*TEXT PASSAGE*
= = =
Altering course:
In the beginning of this blog, I stated that I was going to do this hard mode. NPC stations in high sec and no real outside help. Well that was a fun exercise. Next?
Just a note: I have been up for greater than 24 hours at this point, so the stream of thought is tending to sputter more than it should.
POSsibilities:
I went ahead and dropped a POS in a quiet 0.5 system last week. I got it all setup and moved most of my production there. It's more expensive to have Red Frog ship out to me now, and I still have to cover an additional 2 jumps to get it into my POS. I need to train a character into an Orca to make these last couple of jumps in as few trips as possible. I still have a couple of copy jobs etc. hanging around my old home.
So now I have all this possibility. I am training up a component builder/BPO researcher for my own library and to support my invention toons. This takes advantage of the ME/PE research slots I get for free, and allows me to increase profit margins without reducing ISK/hr of my inventors.
I have thought about a lot. I thought about buying all the parts that I would need to start building Orcas. But with an initial buy-in of 10-12 billion and profit under 10% for a very well researched BPO, it just didn't seem worth while to me.
All of these possibilities have left me needing better tools. I find myself spending more time writing tools than playing most nights anymore.
I also need to find more time to spend in Faction Warfare with my main. Until I have a steady income with minimal work, I am not seeing a lot of time for it though.
= = =
*TASKS TO PERFORM*
1/ Which figures written with numerals appear in the blog post? List each one with the words it goes with.
2/ In the blog post, what initial buy-in does the writer give for starting to build Orcas?
3/ Return the blog post's text between "I have thought" and "most nights anymore.", inclusive.
The stored entries aren't needed for any of this.

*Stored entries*
= = =
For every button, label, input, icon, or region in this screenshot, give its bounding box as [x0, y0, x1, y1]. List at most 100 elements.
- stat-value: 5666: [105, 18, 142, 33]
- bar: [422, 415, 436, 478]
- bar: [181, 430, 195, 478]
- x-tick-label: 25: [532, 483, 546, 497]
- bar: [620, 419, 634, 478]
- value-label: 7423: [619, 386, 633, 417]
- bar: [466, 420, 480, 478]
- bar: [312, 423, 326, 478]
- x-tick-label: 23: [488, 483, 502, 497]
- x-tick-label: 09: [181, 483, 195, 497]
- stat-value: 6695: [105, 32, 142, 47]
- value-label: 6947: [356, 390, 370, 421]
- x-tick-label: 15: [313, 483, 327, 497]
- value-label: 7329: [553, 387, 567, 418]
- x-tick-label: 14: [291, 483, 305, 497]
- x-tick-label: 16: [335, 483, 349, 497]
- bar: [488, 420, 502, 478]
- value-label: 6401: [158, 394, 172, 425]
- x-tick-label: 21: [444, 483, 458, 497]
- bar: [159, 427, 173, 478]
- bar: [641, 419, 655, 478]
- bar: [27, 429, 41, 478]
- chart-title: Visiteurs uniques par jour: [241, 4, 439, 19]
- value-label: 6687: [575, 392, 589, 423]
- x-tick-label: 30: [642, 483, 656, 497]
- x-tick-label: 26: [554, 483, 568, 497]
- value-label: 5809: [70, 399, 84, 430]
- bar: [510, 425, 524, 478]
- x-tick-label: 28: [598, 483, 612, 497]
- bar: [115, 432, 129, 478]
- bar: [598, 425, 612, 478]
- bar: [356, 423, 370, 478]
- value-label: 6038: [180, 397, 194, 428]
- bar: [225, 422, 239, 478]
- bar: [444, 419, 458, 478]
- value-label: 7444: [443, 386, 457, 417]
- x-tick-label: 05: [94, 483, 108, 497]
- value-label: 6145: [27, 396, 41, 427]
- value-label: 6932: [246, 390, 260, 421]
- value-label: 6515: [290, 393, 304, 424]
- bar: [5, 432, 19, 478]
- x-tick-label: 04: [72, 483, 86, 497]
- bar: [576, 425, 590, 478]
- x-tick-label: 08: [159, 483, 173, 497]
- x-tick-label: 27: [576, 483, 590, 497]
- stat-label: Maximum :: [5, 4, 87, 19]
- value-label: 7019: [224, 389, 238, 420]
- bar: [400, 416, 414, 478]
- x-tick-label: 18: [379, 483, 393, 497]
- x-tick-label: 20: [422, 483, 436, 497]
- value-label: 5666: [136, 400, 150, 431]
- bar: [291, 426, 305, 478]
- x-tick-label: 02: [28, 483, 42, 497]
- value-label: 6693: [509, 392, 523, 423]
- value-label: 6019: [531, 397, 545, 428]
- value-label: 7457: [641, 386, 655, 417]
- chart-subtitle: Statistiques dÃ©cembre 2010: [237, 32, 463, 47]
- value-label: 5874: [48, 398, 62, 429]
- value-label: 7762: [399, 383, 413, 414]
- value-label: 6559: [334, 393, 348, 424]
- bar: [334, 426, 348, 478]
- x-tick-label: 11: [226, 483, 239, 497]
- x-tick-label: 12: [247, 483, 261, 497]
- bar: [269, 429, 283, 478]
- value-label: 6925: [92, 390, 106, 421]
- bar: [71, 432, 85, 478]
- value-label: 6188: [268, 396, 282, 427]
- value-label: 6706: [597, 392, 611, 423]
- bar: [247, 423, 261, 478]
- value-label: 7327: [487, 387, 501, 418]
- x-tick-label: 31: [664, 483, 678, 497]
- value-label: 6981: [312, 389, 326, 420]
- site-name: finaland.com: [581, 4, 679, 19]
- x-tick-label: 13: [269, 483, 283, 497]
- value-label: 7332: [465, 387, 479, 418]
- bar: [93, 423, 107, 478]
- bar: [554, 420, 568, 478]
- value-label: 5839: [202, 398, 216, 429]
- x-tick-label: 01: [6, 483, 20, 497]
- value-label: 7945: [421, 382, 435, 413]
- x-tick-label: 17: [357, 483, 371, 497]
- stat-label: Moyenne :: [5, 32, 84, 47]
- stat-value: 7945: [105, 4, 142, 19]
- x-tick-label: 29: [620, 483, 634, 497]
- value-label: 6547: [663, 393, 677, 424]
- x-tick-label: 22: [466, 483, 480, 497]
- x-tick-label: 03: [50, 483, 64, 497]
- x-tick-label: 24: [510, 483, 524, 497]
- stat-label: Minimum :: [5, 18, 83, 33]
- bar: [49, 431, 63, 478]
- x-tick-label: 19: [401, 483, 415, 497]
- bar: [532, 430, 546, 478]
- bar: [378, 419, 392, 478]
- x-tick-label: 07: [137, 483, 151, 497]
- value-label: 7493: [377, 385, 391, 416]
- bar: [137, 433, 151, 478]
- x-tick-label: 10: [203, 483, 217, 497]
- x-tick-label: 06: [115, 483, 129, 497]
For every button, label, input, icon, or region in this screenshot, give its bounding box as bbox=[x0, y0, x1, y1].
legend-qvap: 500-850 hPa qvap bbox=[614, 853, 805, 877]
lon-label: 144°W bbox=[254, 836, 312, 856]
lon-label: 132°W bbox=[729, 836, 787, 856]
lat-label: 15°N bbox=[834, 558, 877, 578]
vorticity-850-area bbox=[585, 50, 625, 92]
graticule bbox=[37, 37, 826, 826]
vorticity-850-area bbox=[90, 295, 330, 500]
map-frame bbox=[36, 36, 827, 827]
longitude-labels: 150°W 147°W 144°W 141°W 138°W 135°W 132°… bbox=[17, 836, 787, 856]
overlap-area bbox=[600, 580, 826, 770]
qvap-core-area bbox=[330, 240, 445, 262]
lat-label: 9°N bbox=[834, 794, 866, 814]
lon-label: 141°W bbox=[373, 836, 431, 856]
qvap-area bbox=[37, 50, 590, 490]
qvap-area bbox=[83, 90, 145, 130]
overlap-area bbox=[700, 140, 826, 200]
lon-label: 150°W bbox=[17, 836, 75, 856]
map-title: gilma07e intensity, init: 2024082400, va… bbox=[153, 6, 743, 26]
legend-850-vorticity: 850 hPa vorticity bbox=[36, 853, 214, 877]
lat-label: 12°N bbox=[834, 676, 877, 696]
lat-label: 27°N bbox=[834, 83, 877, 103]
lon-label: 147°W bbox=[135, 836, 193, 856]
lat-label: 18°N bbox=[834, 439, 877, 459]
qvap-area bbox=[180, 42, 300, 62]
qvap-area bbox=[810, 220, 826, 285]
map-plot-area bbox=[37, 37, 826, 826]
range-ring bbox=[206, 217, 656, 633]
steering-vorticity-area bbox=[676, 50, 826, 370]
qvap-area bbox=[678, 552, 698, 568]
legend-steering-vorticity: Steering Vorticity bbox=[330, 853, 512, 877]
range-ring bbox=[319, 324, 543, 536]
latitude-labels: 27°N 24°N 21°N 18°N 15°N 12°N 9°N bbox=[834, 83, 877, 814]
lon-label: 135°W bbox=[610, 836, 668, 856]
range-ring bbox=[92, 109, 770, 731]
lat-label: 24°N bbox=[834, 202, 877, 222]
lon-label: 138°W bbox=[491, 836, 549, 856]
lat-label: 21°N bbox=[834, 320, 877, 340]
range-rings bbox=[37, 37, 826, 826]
= = =
*ANSWERS PROVIDED*
1/
- greater than 24 hours
- a quiet 0.5 system
- an additional 2 jumps
- an initial buy-in of 10-12 billion
- profit under 10%

2/ 10-12 billion.

3/
I have thought about a lot. I thought about buying all the parts that I would need to start building Orcas. But with an initial buy-in of 10-12 billion and profit under 10% for a very well researched BPO, it just didn't seem worth while to me.
All of these possibilities have left me needing better tools. I find myself spending more time writing tools than playing most nights anymore.